WHAT IS NEEDED
Can you continue the forum thread below on Linux gaining NUMA support, picking up after its last post?

TEXT PASSAGE
▼

Linux Gains Support for NUMA
soosterh writes "CNet has an article about a NUMA patch from IBM. It says that the improvement adds some support in Linux for nonuniform memory access, or NUMA, a design for higher-end servers with many processors. Linus Torvalds, the original creator of the operating system and still its top authority, accepted the update this month into version 2.5, the current test version of the software."
Seriously, this is something that will close one of the last remaining gaps between Linux and Solaris. Not that it will do much good for 99% of users out there, but if you need this, you *really* need it.
And, of course, also support for the Hammer architecture, which is (smaller scale) NUMA. Each processor in an x86-64 system has its own memory bus, so time to access memory depends on whether the memory is directly connected to a given processor, or whether another processor needs to mediate, the definition of NUMA.
I've had this sig for three days.
Someone correct me if I'm wrong.
Also, I seriously doubt if any desktop machine will use NUMA; it's primarily about systems which use system boards, where there are CPUs & RAM on a board which slots into the system & a CPU can access memory on a local board faster than that on other boards. Desktops tend to use one "system board" (i.e. the motherboard) so there isn't the difference in speed for accessing the data.
Oh, for cryin' out loud. Dude, there's this thing called Google. Try it out some time.
That said, I'll give you a hint: non-uniform memory access. If you've got a computer that uses different banks of memory as a single physical address space, then that computer has a NUMA architecture.
If you want to maintain cache coherency across a NUMA system, you have to employ some tricks. These tricks are sufficiently complex to warrant their own name: ccNUMA.
I write in my journal
NUMA refers to a wide range of features. Everything from multipatch networking or SCSI, to memory allocation, to placing processes close to "good" memory. This particular patch simply makes processes run on CPUs where they're likely to be close to memory which they will need.
I'd imagine it's mainly for 64-bit as that's the kind of systems which tend to ship with NUMA (usually with MIPS or Itanium). Without knowing more, I couldn't comment as to whether it will work under 32-bit or not, but I can't see how it would be so limited.
That is an incredibly naive comment. NUMA systems have been around for quite a while (think Sequent), the current generation of IBM x440 are NUMA. These are all 32-bit Intel architectures.
This patch didn't even address memory, it only dealt with scheduling processes anyway.
You are correct. The LWN article on this just became available to non-subscribers and you can read it here:http://lwn.net/Articles/20741/
(BTW. Everyone should subscribe to LWN. It's an exceptional value)
the MIPS/Itanium systems the parent refers to are (I assume) the SGI Origin and Altix multiprocessor servers, both 64bit, the first MIPS/IRIX, the second Itanium/Linux:
Origin
Altix
"we demand rigidly defined areas of doubt and uncertainty!"
You do not have to run Linus stock kernel.
Not two vendors ship the same kernel. So in the end it's up to the vendor you use to tweak your kernel. Redhats are heavily patched to suit (what they belive) is there users needs..
I think thats a good system.
...can be found here.
they are copying Linux related news from CNET.

▲

ENTRIES SHOWN
▼

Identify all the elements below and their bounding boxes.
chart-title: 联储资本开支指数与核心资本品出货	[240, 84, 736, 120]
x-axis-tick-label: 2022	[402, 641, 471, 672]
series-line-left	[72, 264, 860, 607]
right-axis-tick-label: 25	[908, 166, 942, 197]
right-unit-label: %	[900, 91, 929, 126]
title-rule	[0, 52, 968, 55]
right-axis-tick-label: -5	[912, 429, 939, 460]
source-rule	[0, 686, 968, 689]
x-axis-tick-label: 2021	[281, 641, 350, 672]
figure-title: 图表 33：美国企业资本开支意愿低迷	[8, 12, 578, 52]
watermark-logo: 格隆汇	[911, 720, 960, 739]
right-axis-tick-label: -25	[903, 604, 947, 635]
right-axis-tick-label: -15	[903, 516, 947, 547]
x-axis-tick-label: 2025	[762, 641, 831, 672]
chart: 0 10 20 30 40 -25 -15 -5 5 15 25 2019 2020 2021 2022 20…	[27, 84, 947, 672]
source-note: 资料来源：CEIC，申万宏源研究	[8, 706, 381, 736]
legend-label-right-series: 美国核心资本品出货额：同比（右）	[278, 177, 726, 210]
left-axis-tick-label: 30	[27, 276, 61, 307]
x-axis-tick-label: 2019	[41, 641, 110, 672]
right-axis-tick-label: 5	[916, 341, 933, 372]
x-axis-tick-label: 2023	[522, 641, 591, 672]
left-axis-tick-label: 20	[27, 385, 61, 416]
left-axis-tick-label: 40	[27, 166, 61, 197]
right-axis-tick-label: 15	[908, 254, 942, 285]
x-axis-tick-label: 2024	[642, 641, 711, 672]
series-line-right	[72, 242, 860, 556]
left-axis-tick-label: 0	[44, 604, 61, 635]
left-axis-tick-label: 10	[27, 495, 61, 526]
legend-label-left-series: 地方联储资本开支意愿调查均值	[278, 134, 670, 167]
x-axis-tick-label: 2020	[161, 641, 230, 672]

▲
▼

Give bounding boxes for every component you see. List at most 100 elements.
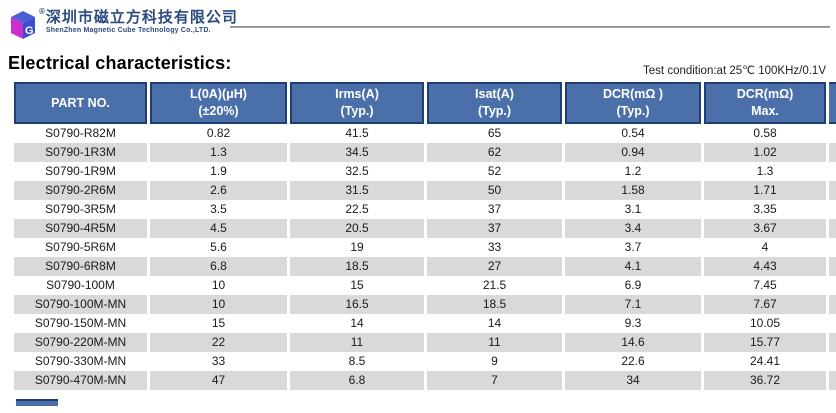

▲

WRITTEN ANSWER
"More recently, the NUMA scheduler patch has been reworked (by Martin Bligh, Erich Focht, Michael Hohnbaum, and others) around a simple observation: most of the NUMA problems can be solved by simply restricting the current scheduler's balancing code to processors within a single node. If the rebalancer - which moves processes across CPUs in order to keep them all busy - only balances inside a node, the worst processor imbalances will be addressed without moving processes into a foreign-node slow zone. A simple (three-line) patch which did nothing but add the within-node restriction yielded most of the benefits of the full NUMA scheduler; indeed, it performed better on some benchmarks. Real-world loads, however, will require a scheduler which can distribute processes evenly across nodes. Occasionally it is necessary, even, to move processes to a slower node; a lot of CPU time on a lightly-loaded node will give better performance than waiting in the run queue on a heavily-loaded node. So a bit of complexity had to be added back into the new scheduler to complete the job."
Extracted from:
http://lwn.net/Articles/20741/
However, the main way you might be able to add RAM over and above the MB limit is via some kind of PCI card with DIMMS on it. I'm not sure how that would work over PCI (even 66MHz/64bit) or how it would work at a lower level, but it might get by some limits. The limits OP was asking about may be of the order of trying to get over 1GB of RAM for some simulation code. Of course if you need over 1GB of RAM, buy a system which supports it.
In any event, from what people are saying, the NUMA patch is a change to the scheduler, to ensure that processes run on the CPU nearest the RAM bank storing the data. I don't think it addresses trying to add RAM from other sources (either disk or hypothetical PCI card)
Contrary to what is said in the post, NUMA support has been in Linux for quite a while already. The recent patches accepted by Linus merely add NUMA awareness to the scheduler, which, while certainly being a prerequisite for Linux being used on production NUMA boxen, is not at all required for NUMA support in general.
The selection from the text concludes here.